**Set problem**
From the entries below, please gather each line containing the string "user".

* start *

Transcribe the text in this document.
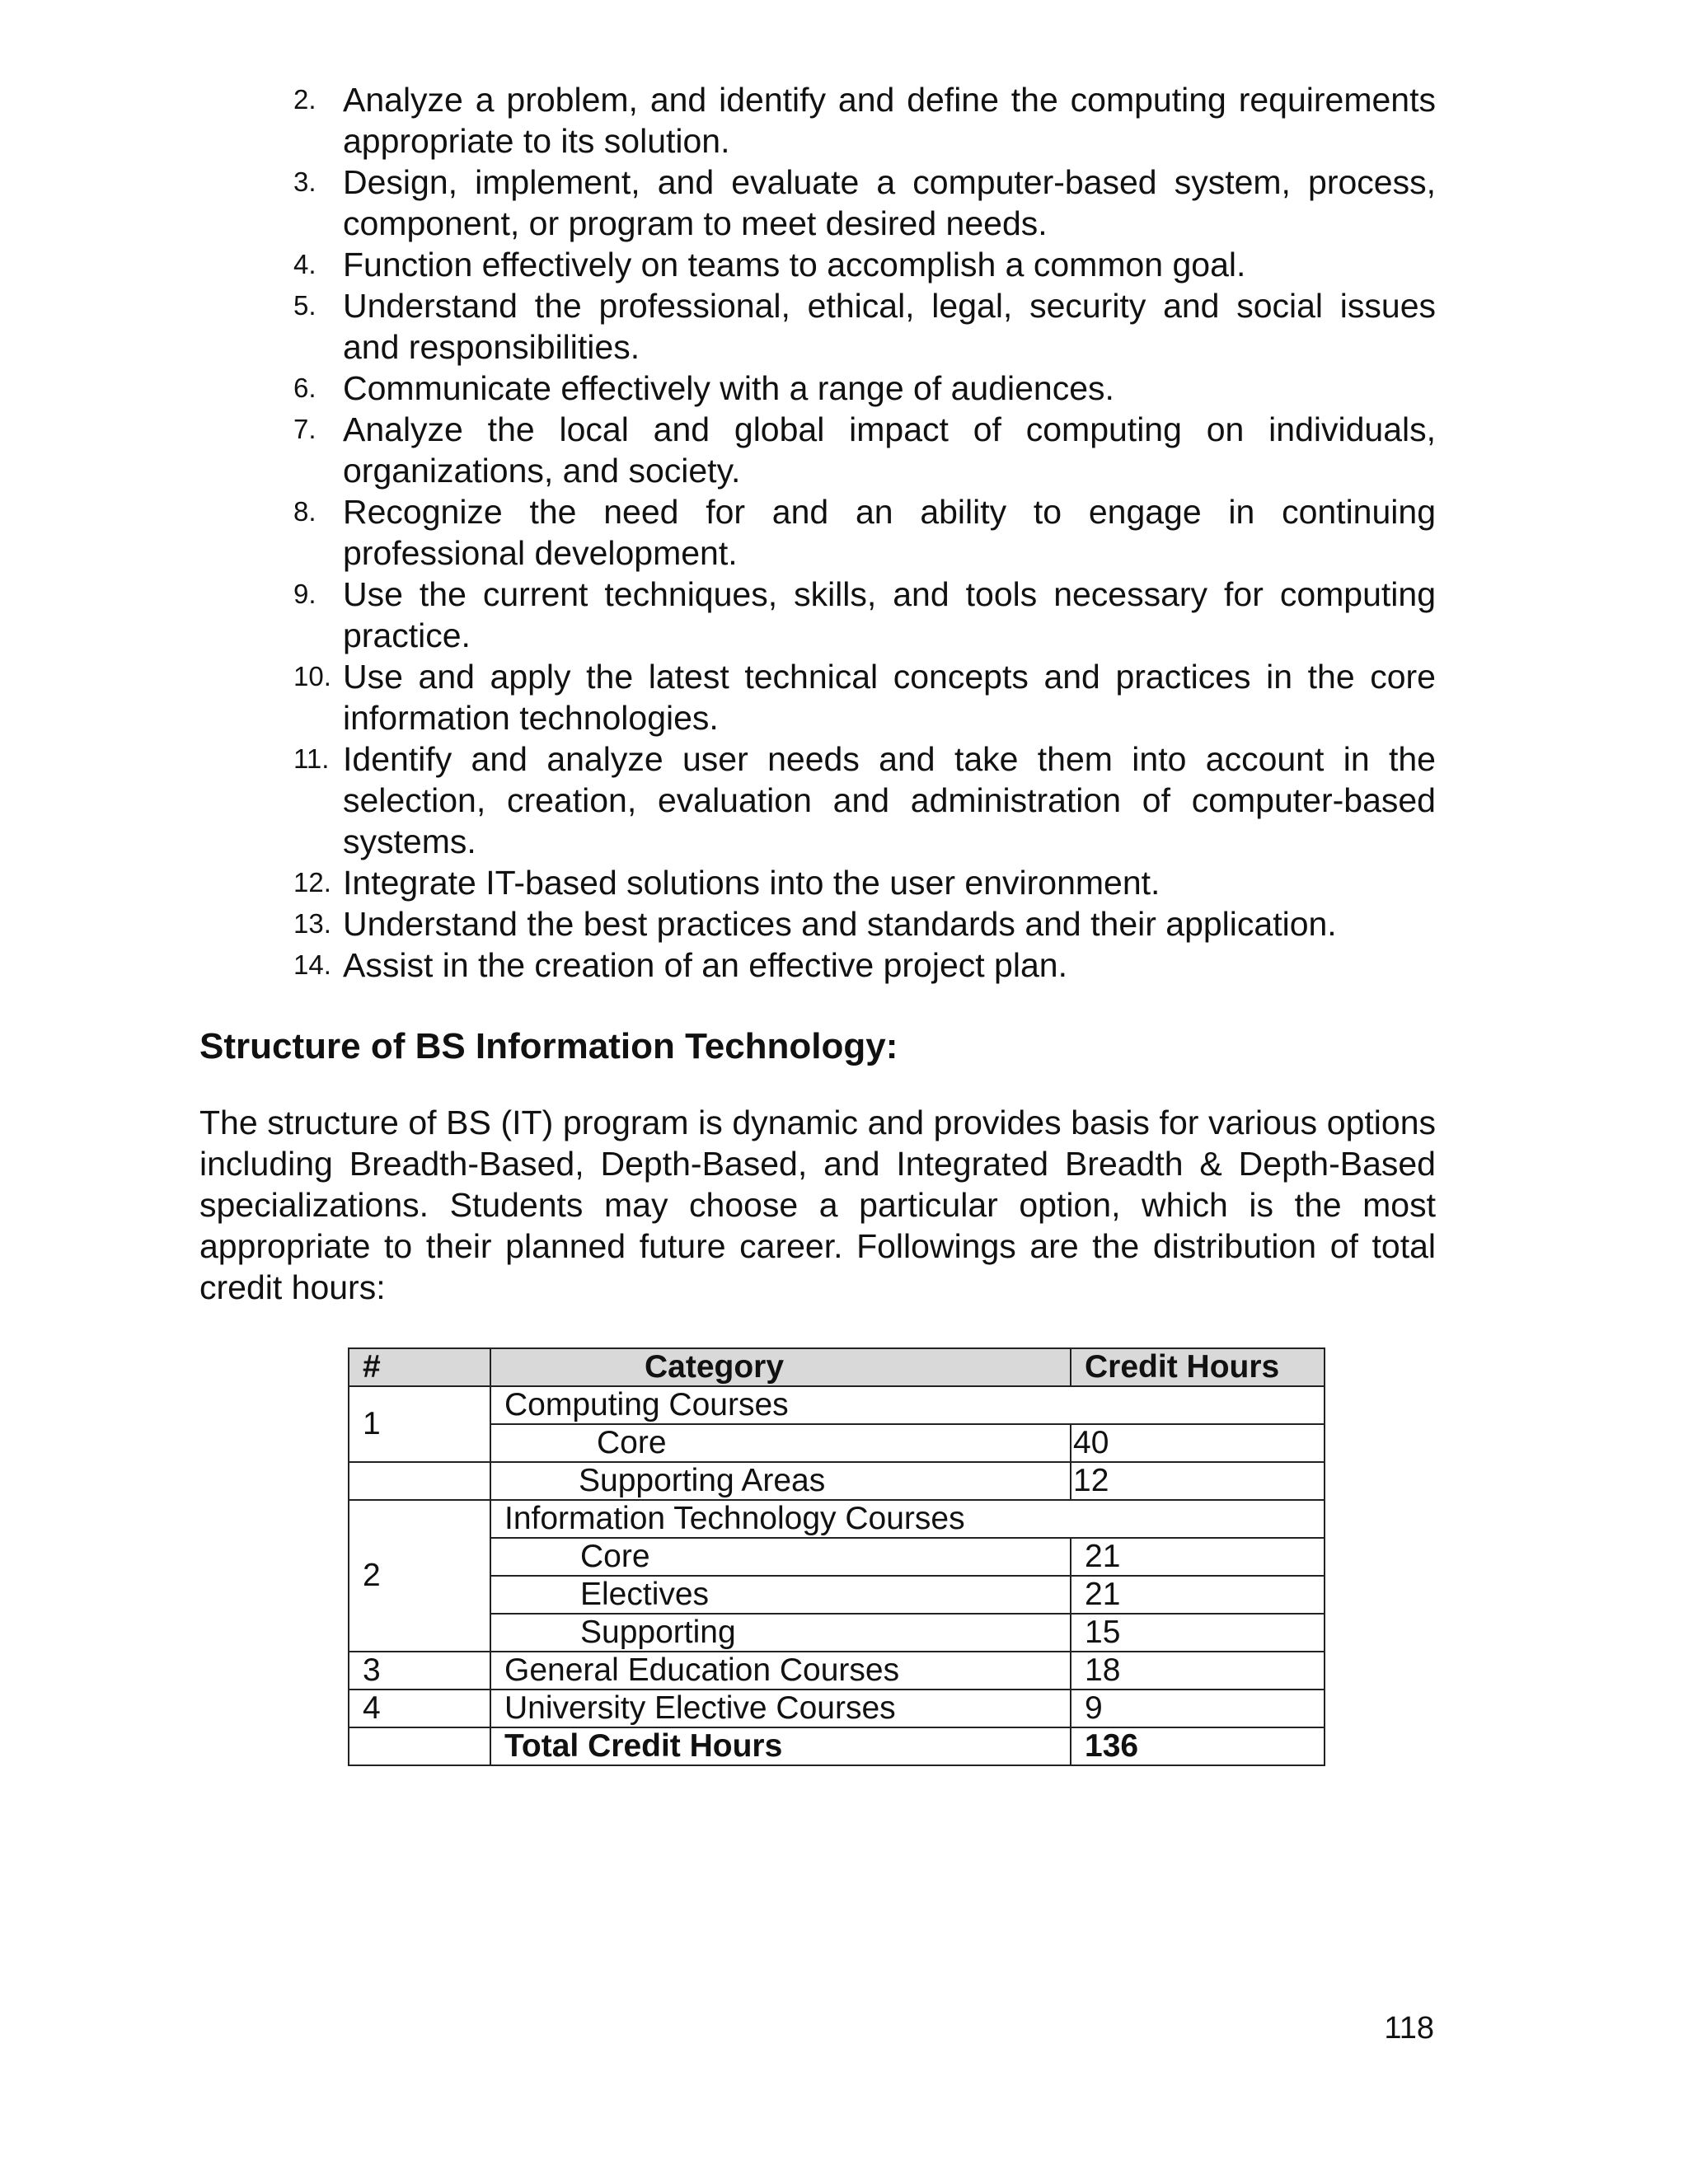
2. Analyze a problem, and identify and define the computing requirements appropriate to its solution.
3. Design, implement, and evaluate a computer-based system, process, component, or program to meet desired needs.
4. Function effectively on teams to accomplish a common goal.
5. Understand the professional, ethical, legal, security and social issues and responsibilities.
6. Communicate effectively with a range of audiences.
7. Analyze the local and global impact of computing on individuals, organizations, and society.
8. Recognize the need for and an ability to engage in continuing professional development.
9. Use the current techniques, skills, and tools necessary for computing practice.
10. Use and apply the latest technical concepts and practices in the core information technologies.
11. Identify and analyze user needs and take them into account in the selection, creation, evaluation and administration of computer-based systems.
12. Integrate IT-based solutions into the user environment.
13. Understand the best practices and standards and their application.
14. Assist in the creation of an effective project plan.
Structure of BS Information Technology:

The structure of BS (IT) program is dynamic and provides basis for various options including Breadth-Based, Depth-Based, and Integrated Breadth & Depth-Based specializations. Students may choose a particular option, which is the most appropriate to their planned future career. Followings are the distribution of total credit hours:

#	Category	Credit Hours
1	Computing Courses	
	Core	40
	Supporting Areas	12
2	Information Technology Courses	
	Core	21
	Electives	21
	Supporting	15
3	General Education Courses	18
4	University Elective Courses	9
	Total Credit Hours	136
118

* end *
* start *

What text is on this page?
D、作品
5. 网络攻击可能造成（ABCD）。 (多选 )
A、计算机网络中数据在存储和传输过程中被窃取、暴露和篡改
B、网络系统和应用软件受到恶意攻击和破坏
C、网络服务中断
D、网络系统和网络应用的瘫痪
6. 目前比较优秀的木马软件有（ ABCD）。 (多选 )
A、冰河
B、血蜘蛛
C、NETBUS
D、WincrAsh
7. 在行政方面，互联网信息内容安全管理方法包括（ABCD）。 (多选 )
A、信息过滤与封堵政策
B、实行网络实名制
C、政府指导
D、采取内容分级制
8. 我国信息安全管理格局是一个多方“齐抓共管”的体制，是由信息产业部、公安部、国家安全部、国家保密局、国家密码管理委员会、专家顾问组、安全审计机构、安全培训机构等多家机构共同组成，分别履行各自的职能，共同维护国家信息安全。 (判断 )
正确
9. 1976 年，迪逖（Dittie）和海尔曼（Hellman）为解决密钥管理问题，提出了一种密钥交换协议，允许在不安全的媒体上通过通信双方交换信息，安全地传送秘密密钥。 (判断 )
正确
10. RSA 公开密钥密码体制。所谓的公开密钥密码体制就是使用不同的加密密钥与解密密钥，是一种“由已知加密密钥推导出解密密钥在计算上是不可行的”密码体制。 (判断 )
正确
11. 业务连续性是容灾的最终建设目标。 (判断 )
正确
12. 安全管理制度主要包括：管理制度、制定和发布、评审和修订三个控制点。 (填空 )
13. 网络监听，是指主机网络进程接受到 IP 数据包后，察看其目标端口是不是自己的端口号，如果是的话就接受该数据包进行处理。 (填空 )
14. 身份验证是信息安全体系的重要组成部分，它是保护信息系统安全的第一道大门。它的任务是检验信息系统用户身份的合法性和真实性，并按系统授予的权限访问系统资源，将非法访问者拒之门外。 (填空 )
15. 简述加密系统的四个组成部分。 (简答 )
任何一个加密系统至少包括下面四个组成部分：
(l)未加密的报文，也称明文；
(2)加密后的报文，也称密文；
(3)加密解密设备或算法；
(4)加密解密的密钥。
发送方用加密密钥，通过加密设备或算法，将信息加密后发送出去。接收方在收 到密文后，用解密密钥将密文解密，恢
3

* end *

**Result**
11. Identify and analyze user needs and take them into account in the selection, creation, evaluation and administration of computer-based systems.
12. Integrate IT-based solutions into the user environment.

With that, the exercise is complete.